* _Your task_
Extract each line of the material that follows exactly and omit its pictures.
--- Supplied data Enclosed Below ---
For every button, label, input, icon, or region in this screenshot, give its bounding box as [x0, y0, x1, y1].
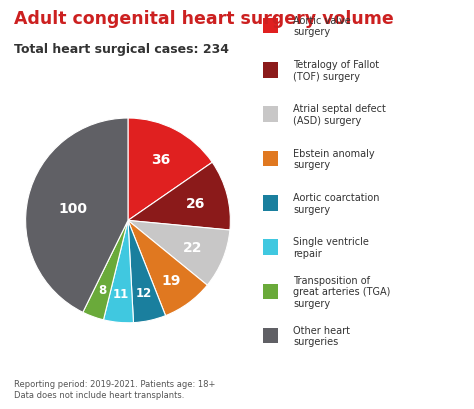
Wedge shape	[128, 163, 230, 230]
Text: 12: 12	[136, 286, 152, 299]
Wedge shape	[128, 221, 165, 323]
Text: Aortic valve
surgery: Aortic valve surgery	[293, 16, 351, 37]
Text: Ebstein anomaly
surgery: Ebstein anomaly surgery	[293, 148, 374, 170]
Wedge shape	[103, 221, 134, 323]
Wedge shape	[83, 221, 128, 320]
Wedge shape	[128, 119, 212, 221]
Text: Reporting period: 2019-2021. Patients age: 18+
Data does not include heart trans: Reporting period: 2019-2021. Patients ag…	[14, 379, 216, 399]
Text: 19: 19	[162, 273, 181, 287]
Text: Single ventricle
repair: Single ventricle repair	[293, 237, 369, 258]
Text: Adult congenital heart surgery volume: Adult congenital heart surgery volume	[14, 10, 394, 28]
Text: Other heart
surgeries: Other heart surgeries	[293, 325, 350, 346]
Text: Atrial septal defect
(ASD) surgery: Atrial septal defect (ASD) surgery	[293, 104, 386, 126]
Text: 100: 100	[59, 201, 88, 215]
Text: 36: 36	[151, 153, 170, 166]
Text: 11: 11	[113, 288, 129, 301]
Text: 26: 26	[186, 196, 205, 210]
Text: Tetralogy of Fallot
(TOF) surgery: Tetralogy of Fallot (TOF) surgery	[293, 60, 379, 81]
Wedge shape	[128, 221, 230, 285]
Text: Aortic coarctation
surgery: Aortic coarctation surgery	[293, 193, 379, 214]
Text: Transposition of
great arteries (TGA)
surgery: Transposition of great arteries (TGA) su…	[293, 275, 390, 308]
Wedge shape	[26, 119, 128, 312]
Text: Total heart surgical cases: 234: Total heart surgical cases: 234	[14, 43, 229, 56]
Wedge shape	[128, 221, 207, 316]
Text: 22: 22	[182, 240, 202, 254]
Text: 8: 8	[99, 283, 107, 297]
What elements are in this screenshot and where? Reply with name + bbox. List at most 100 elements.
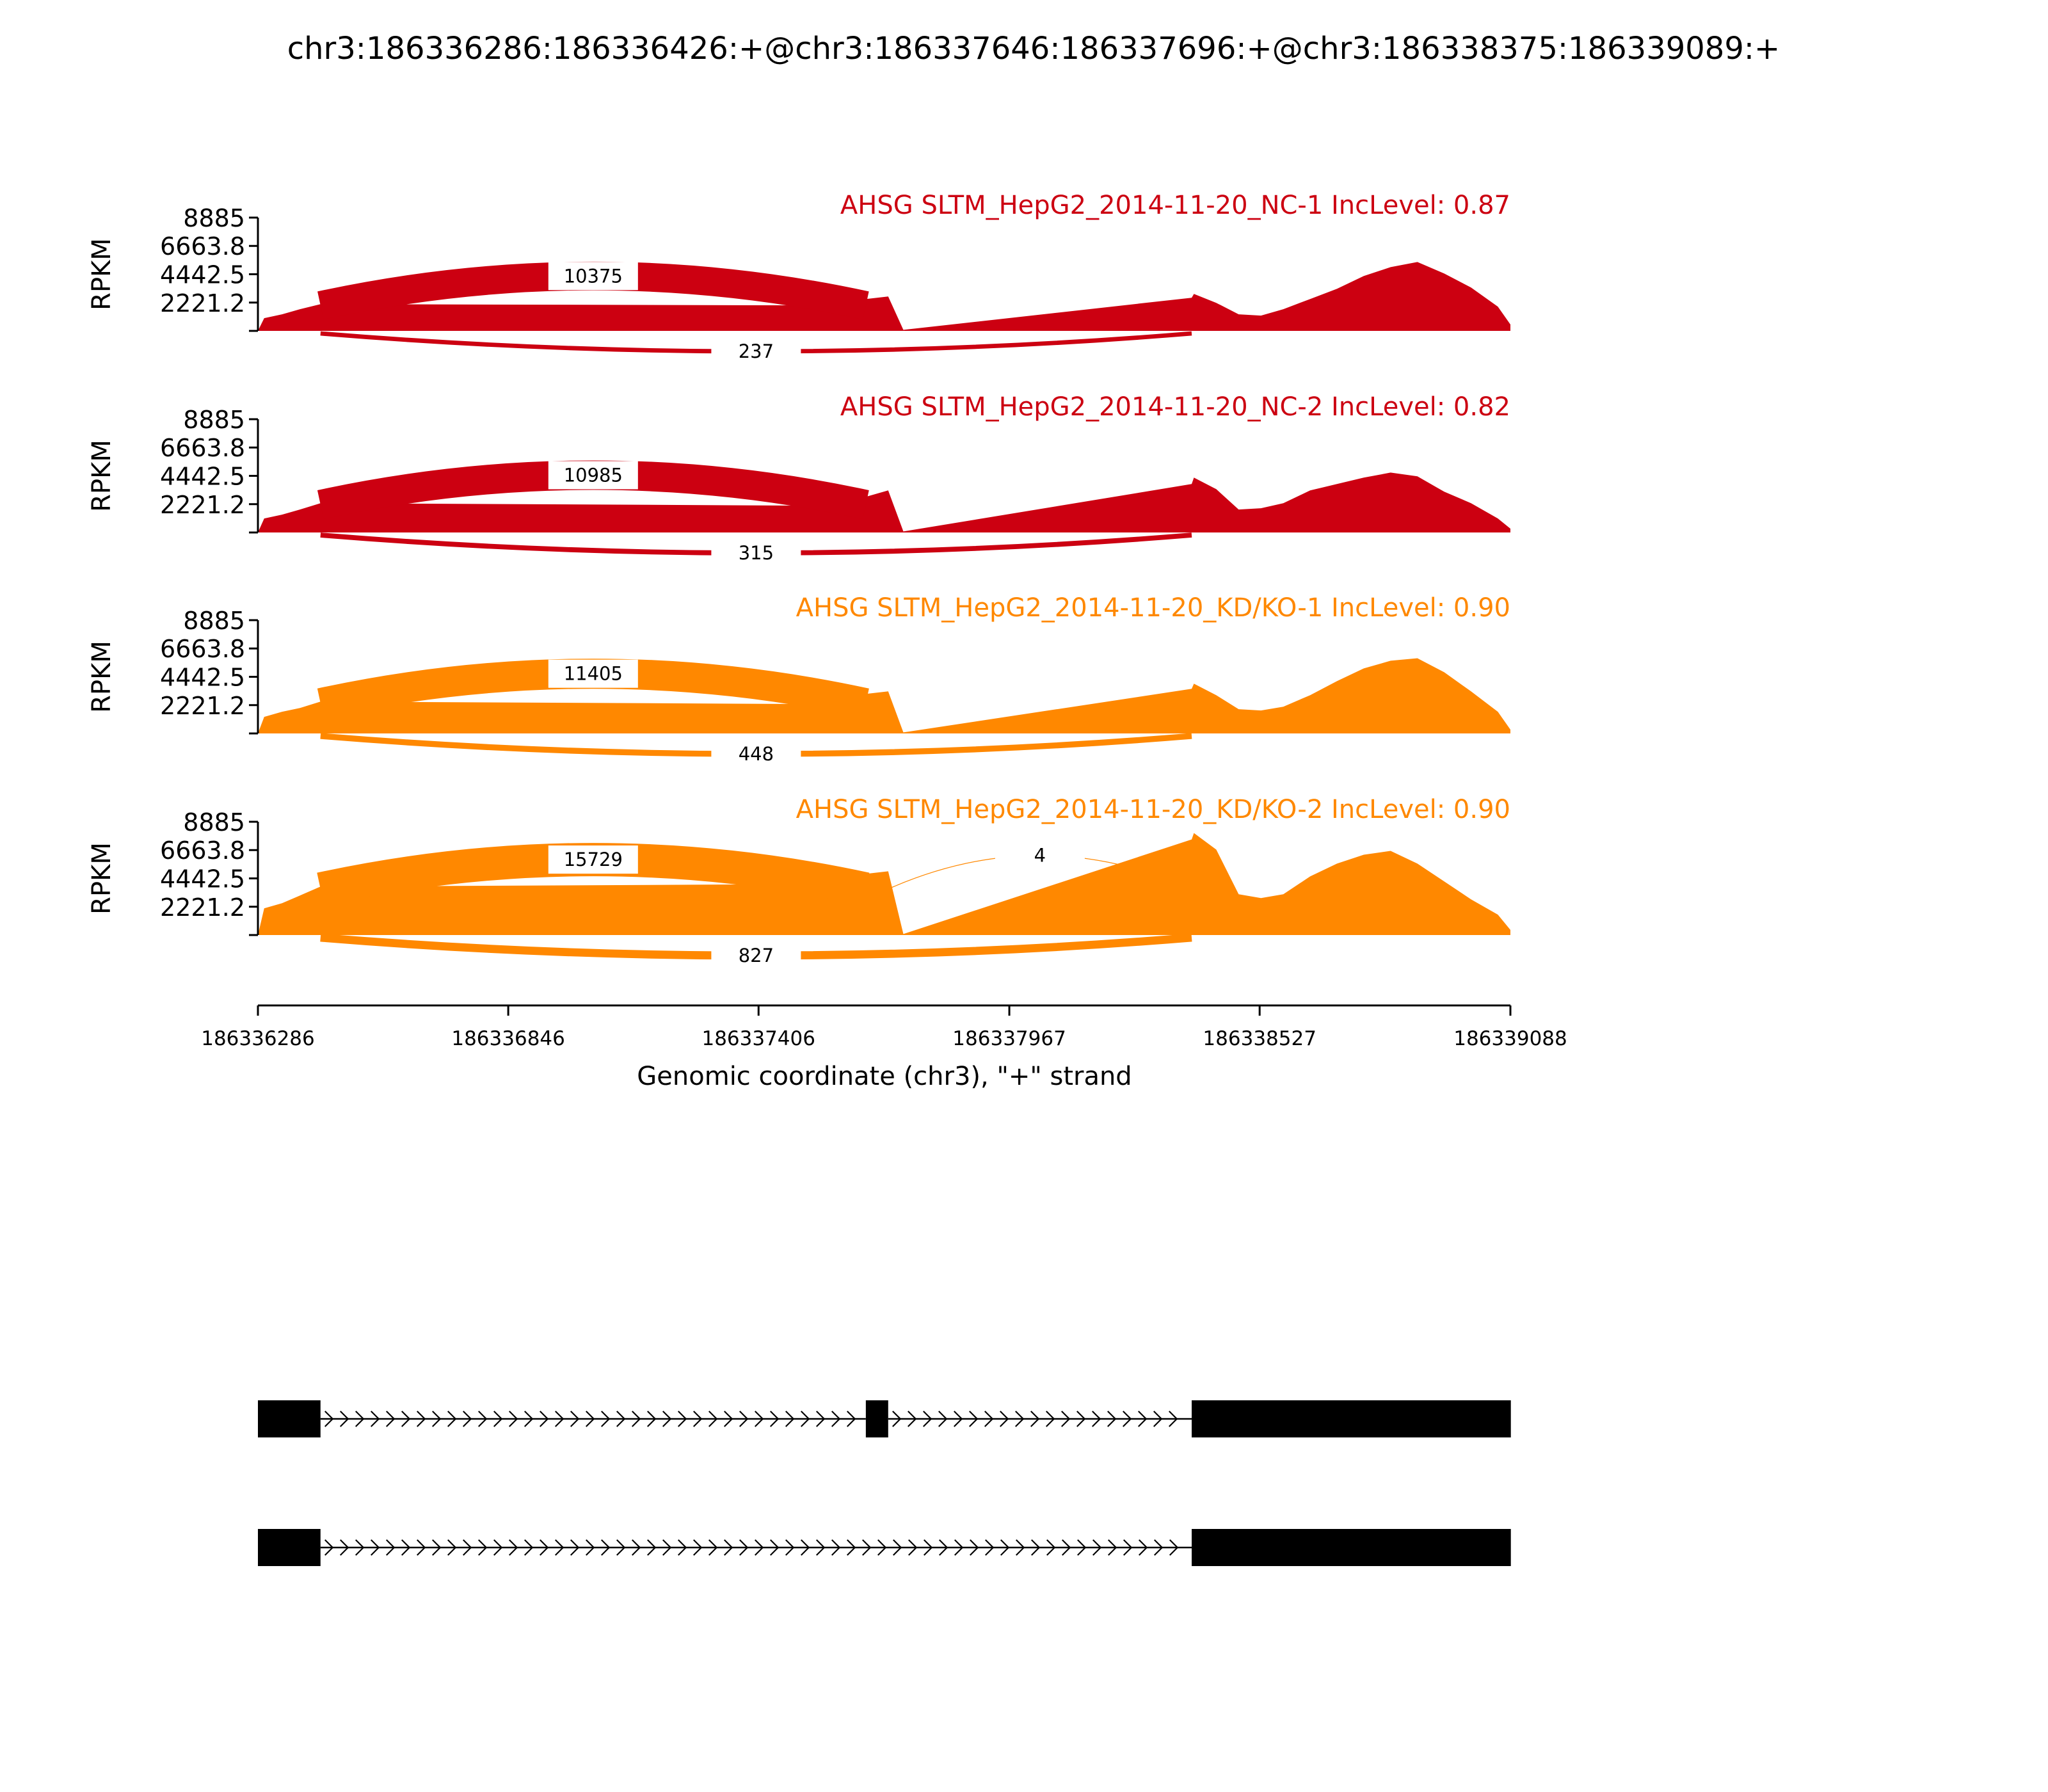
- strand-arrow: [355, 1411, 365, 1427]
- strand-arrow: [386, 1539, 396, 1556]
- exon-block: [258, 1529, 321, 1566]
- strand-arrow: [540, 1411, 549, 1427]
- strand-arrow: [816, 1539, 826, 1556]
- strand-arrow: [1000, 1411, 1009, 1427]
- strand-arrow: [847, 1411, 856, 1427]
- y-tick-label: 4442.5: [160, 865, 245, 893]
- transcript-models: [258, 1400, 1511, 1566]
- strand-arrow: [847, 1539, 856, 1556]
- junction-label-box: [995, 841, 1085, 870]
- strand-arrow: [401, 1411, 411, 1427]
- strand-arrow: [555, 1411, 564, 1427]
- strand-arrow: [739, 1411, 749, 1427]
- strand-arrow: [816, 1411, 826, 1427]
- exon-block: [1192, 1400, 1511, 1437]
- strand-arrow: [324, 1539, 334, 1556]
- strand-arrow: [1108, 1539, 1117, 1556]
- strand-arrow: [708, 1539, 718, 1556]
- y-axis-label: RPKM: [87, 641, 116, 713]
- strand-arrow: [1046, 1539, 1056, 1556]
- strand-arrow: [647, 1411, 657, 1427]
- strand-arrow: [509, 1539, 518, 1556]
- x-tick-label: 186336846: [451, 1027, 565, 1050]
- junction-label-box: [711, 740, 801, 768]
- strand-arrow: [570, 1411, 580, 1427]
- y-tick-label: 6663.8: [160, 836, 245, 865]
- strand-arrow: [892, 1411, 902, 1427]
- x-axis: 186336286 186336846 186337406 186337967 1863…: [201, 1004, 1567, 1091]
- strand-arrow: [785, 1411, 795, 1427]
- strand-arrow: [908, 1411, 917, 1427]
- strand-arrow: [1031, 1539, 1041, 1556]
- strand-arrow: [893, 1539, 902, 1556]
- strand-arrow: [432, 1411, 442, 1427]
- strand-arrow: [662, 1539, 672, 1556]
- strand-arrow: [1169, 1539, 1179, 1556]
- strand-arrow: [340, 1411, 349, 1427]
- strand-arrow: [954, 1539, 964, 1556]
- strand-arrow: [801, 1539, 810, 1556]
- strand-arrow: [1107, 1411, 1117, 1427]
- y-tick-label: 8885: [183, 204, 245, 232]
- strand-arrow: [724, 1539, 733, 1556]
- strand-arrow: [938, 1411, 948, 1427]
- junction-label-box: [548, 461, 638, 490]
- strand-arrow: [862, 1539, 872, 1556]
- strand-arrow: [877, 1539, 887, 1556]
- strand-arrow: [463, 1411, 472, 1427]
- strand-arrow: [739, 1539, 749, 1556]
- y-tick-label: 2221.2: [160, 692, 245, 720]
- strand-arrow: [616, 1539, 626, 1556]
- junction-label-box: [711, 337, 801, 365]
- junction-count-label: 827: [739, 945, 774, 966]
- transcript-row: [258, 1529, 1511, 1566]
- strand-arrow: [770, 1411, 780, 1427]
- strand-arrow: [939, 1539, 948, 1556]
- junction-label-box: [548, 659, 638, 688]
- y-tick-label: 4442.5: [160, 261, 245, 289]
- strand-arrow: [355, 1539, 365, 1556]
- strand-arrow: [908, 1539, 918, 1556]
- junction-label-box: [711, 941, 801, 970]
- strand-arrow: [1030, 1411, 1040, 1427]
- y-tick-label: 4442.5: [160, 463, 245, 491]
- series-title: AHSG SLTM_HepG2_2014-11-20_KD/KO-1 IncLe…: [796, 593, 1510, 623]
- series-title: AHSG SLTM_HepG2_2014-11-20_NC-2 IncLevel…: [840, 392, 1510, 422]
- y-tick-label: 2221.2: [160, 893, 245, 922]
- strand-arrow: [1015, 1411, 1025, 1427]
- exon-block: [258, 1400, 321, 1437]
- coverage-area: [258, 472, 1510, 532]
- strand-arrow: [647, 1539, 657, 1556]
- strand-arrow: [401, 1539, 411, 1556]
- series-title: AHSG SLTM_HepG2_2014-11-20_KD/KO-2 IncLe…: [796, 795, 1510, 824]
- y-axis-label: RPKM: [87, 238, 116, 310]
- junction-label-box: [711, 539, 801, 567]
- strand-arrow: [478, 1539, 488, 1556]
- junction-count-label: 11405: [564, 663, 623, 685]
- y-tick-label: 2221.2: [160, 491, 245, 519]
- junction-count-label: 448: [739, 743, 774, 765]
- strand-arrow: [432, 1539, 442, 1556]
- x-tick-label: 186337406: [701, 1027, 815, 1050]
- y-tick-label: 6663.8: [160, 434, 245, 462]
- strand-arrow: [1153, 1411, 1163, 1427]
- strand-arrow: [371, 1539, 380, 1556]
- strand-arrow: [954, 1411, 963, 1427]
- y-axis-label: RPKM: [87, 440, 116, 512]
- strand-arrow: [524, 1411, 534, 1427]
- strand-arrow: [493, 1539, 503, 1556]
- x-tick-label: 186336286: [201, 1027, 315, 1050]
- strand-arrow: [586, 1411, 595, 1427]
- y-tick-label: 4442.5: [160, 664, 245, 692]
- x-axis-label: Genomic coordinate (chr3), "+" strand: [637, 1062, 1132, 1091]
- strand-arrow: [616, 1411, 626, 1427]
- strand-arrow: [1139, 1539, 1148, 1556]
- y-tick-label: 6663.8: [160, 232, 245, 260]
- strand-arrow: [340, 1539, 349, 1556]
- strand-arrow: [417, 1539, 426, 1556]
--- End of Enclosed Supplied data ---
* _Answer to the problem_
For every button, label, input, icon, or region in this screenshot, give its bounding box as [x0, y0, x1, y1].
Wedge shape	[128, 163, 230, 230]
Text: 12: 12	[136, 286, 152, 299]
Wedge shape	[128, 221, 165, 323]
Text: Aortic valve
surgery: Aortic valve surgery	[293, 16, 351, 37]
Text: Ebstein anomaly
surgery: Ebstein anomaly surgery	[293, 148, 374, 170]
Wedge shape	[103, 221, 134, 323]
Wedge shape	[83, 221, 128, 320]
Wedge shape	[128, 119, 212, 221]
Text: Reporting period: 2019-2021. Patients age: 18+
Data does not include heart trans: Reporting period: 2019-2021. Patients ag…	[14, 379, 216, 399]
Text: 19: 19	[162, 273, 181, 287]
Text: Single ventricle
repair: Single ventricle repair	[293, 237, 369, 258]
Text: Adult congenital heart surgery volume: Adult congenital heart surgery volume	[14, 10, 394, 28]
Text: Other heart
surgeries: Other heart surgeries	[293, 325, 350, 346]
Text: Atrial septal defect
(ASD) surgery: Atrial septal defect (ASD) surgery	[293, 104, 386, 126]
Text: 100: 100	[59, 201, 88, 215]
Text: 36: 36	[151, 153, 170, 166]
Text: 11: 11	[113, 288, 129, 301]
Text: 26: 26	[186, 196, 205, 210]
Text: Tetralogy of Fallot
(TOF) surgery: Tetralogy of Fallot (TOF) surgery	[293, 60, 379, 81]
Wedge shape	[128, 221, 230, 285]
Text: Aortic coarctation
surgery: Aortic coarctation surgery	[293, 193, 379, 214]
Text: Transposition of
great arteries (TGA)
surgery: Transposition of great arteries (TGA) su…	[293, 275, 390, 308]
Wedge shape	[26, 119, 128, 312]
Text: Total heart surgical cases: 234: Total heart surgical cases: 234	[14, 43, 229, 56]
Wedge shape	[128, 221, 207, 316]
Text: 22: 22	[182, 240, 202, 254]
Text: 8: 8	[99, 283, 107, 297]
What elements are in this screenshot and where? Reply with name + bbox. List at most 100 elements.
- strand-arrow: [355, 1411, 365, 1427]
- strand-arrow: [386, 1539, 396, 1556]
- exon-block: [258, 1529, 321, 1566]
- strand-arrow: [540, 1411, 549, 1427]
- strand-arrow: [816, 1539, 826, 1556]
- strand-arrow: [1000, 1411, 1009, 1427]
- strand-arrow: [847, 1411, 856, 1427]
- y-tick-label: 4442.5: [160, 865, 245, 893]
- transcript-models: [258, 1400, 1511, 1566]
- strand-arrow: [847, 1539, 856, 1556]
- junction-label-box: [995, 841, 1085, 870]
- strand-arrow: [401, 1411, 411, 1427]
- strand-arrow: [555, 1411, 564, 1427]
- strand-arrow: [739, 1411, 749, 1427]
- strand-arrow: [816, 1411, 826, 1427]
- exon-block: [1192, 1400, 1511, 1437]
- strand-arrow: [324, 1539, 334, 1556]
- strand-arrow: [1108, 1539, 1117, 1556]
- strand-arrow: [708, 1539, 718, 1556]
- y-axis-label: RPKM: [87, 641, 116, 713]
- strand-arrow: [1046, 1539, 1056, 1556]
- strand-arrow: [647, 1411, 657, 1427]
- strand-arrow: [509, 1539, 518, 1556]
- x-tick-label: 186336846: [451, 1027, 565, 1050]
- junction-label-box: [711, 740, 801, 768]
- strand-arrow: [570, 1411, 580, 1427]
- y-tick-label: 6663.8: [160, 836, 245, 865]
- strand-arrow: [892, 1411, 902, 1427]
- x-axis: 186336286 186336846 186337406 186337967 1863…: [201, 1004, 1567, 1091]
- strand-arrow: [785, 1411, 795, 1427]
- strand-arrow: [908, 1411, 917, 1427]
- strand-arrow: [1031, 1539, 1041, 1556]
- strand-arrow: [893, 1539, 902, 1556]
- strand-arrow: [432, 1411, 442, 1427]
- strand-arrow: [662, 1539, 672, 1556]
- strand-arrow: [1169, 1539, 1179, 1556]
- strand-arrow: [340, 1411, 349, 1427]
- strand-arrow: [954, 1539, 964, 1556]
- strand-arrow: [801, 1539, 810, 1556]
- strand-arrow: [1107, 1411, 1117, 1427]
- y-tick-label: 8885: [183, 204, 245, 232]
- strand-arrow: [724, 1539, 733, 1556]
- strand-arrow: [938, 1411, 948, 1427]
- junction-label-box: [548, 461, 638, 490]
- strand-arrow: [862, 1539, 872, 1556]
- strand-arrow: [877, 1539, 887, 1556]
- strand-arrow: [463, 1411, 472, 1427]
- strand-arrow: [739, 1539, 749, 1556]
- y-tick-label: 2221.2: [160, 692, 245, 720]
- strand-arrow: [616, 1539, 626, 1556]
- junction-label-box: [711, 337, 801, 365]
- junction-count-label: 827: [739, 945, 774, 966]
- transcript-row: [258, 1529, 1511, 1566]
- strand-arrow: [770, 1411, 780, 1427]
- strand-arrow: [939, 1539, 948, 1556]
- junction-label-box: [548, 659, 638, 688]
- y-tick-label: 4442.5: [160, 261, 245, 289]
- strand-arrow: [355, 1539, 365, 1556]
- strand-arrow: [908, 1539, 918, 1556]
- junction-label-box: [711, 941, 801, 970]
- strand-arrow: [1030, 1411, 1040, 1427]
- y-tick-label: 4442.5: [160, 463, 245, 491]
- series-title: AHSG SLTM_HepG2_2014-11-20_KD/KO-1 IncLe…: [796, 593, 1510, 623]
- series-title: AHSG SLTM_HepG2_2014-11-20_NC-2 IncLevel…: [840, 392, 1510, 422]
- y-tick-label: 2221.2: [160, 893, 245, 922]
- strand-arrow: [1015, 1411, 1025, 1427]
- exon-block: [258, 1400, 321, 1437]
- coverage-area: [258, 472, 1510, 532]
- strand-arrow: [647, 1539, 657, 1556]
- strand-arrow: [401, 1539, 411, 1556]
- series-title: AHSG SLTM_HepG2_2014-11-20_KD/KO-2 IncLe…: [796, 795, 1510, 824]
- y-axis-label: RPKM: [87, 238, 116, 310]
- junction-label-box: [711, 539, 801, 567]
- strand-arrow: [478, 1539, 488, 1556]
- junction-count-label: 11405: [564, 663, 623, 685]
- y-tick-label: 2221.2: [160, 491, 245, 519]
- junction-count-label: 448: [739, 743, 774, 765]
- strand-arrow: [432, 1539, 442, 1556]
- x-tick-label: 186337406: [701, 1027, 815, 1050]
- y-tick-label: 6663.8: [160, 434, 245, 462]
- strand-arrow: [1153, 1411, 1163, 1427]
- strand-arrow: [371, 1539, 380, 1556]
- strand-arrow: [954, 1411, 963, 1427]
- y-axis-label: RPKM: [87, 440, 116, 512]
- strand-arrow: [524, 1411, 534, 1427]
- strand-arrow: [493, 1539, 503, 1556]
- x-tick-label: 186336286: [201, 1027, 315, 1050]
- strand-arrow: [586, 1411, 595, 1427]
- y-tick-label: 4442.5: [160, 664, 245, 692]
- x-axis-label: Genomic coordinate (chr3), "+" strand: [637, 1062, 1132, 1091]
- strand-arrow: [616, 1411, 626, 1427]
- strand-arrow: [1139, 1539, 1148, 1556]
- y-tick-label: 6663.8: [160, 232, 245, 260]
- strand-arrow: [340, 1539, 349, 1556]
- strand-arrow: [417, 1539, 426, 1556]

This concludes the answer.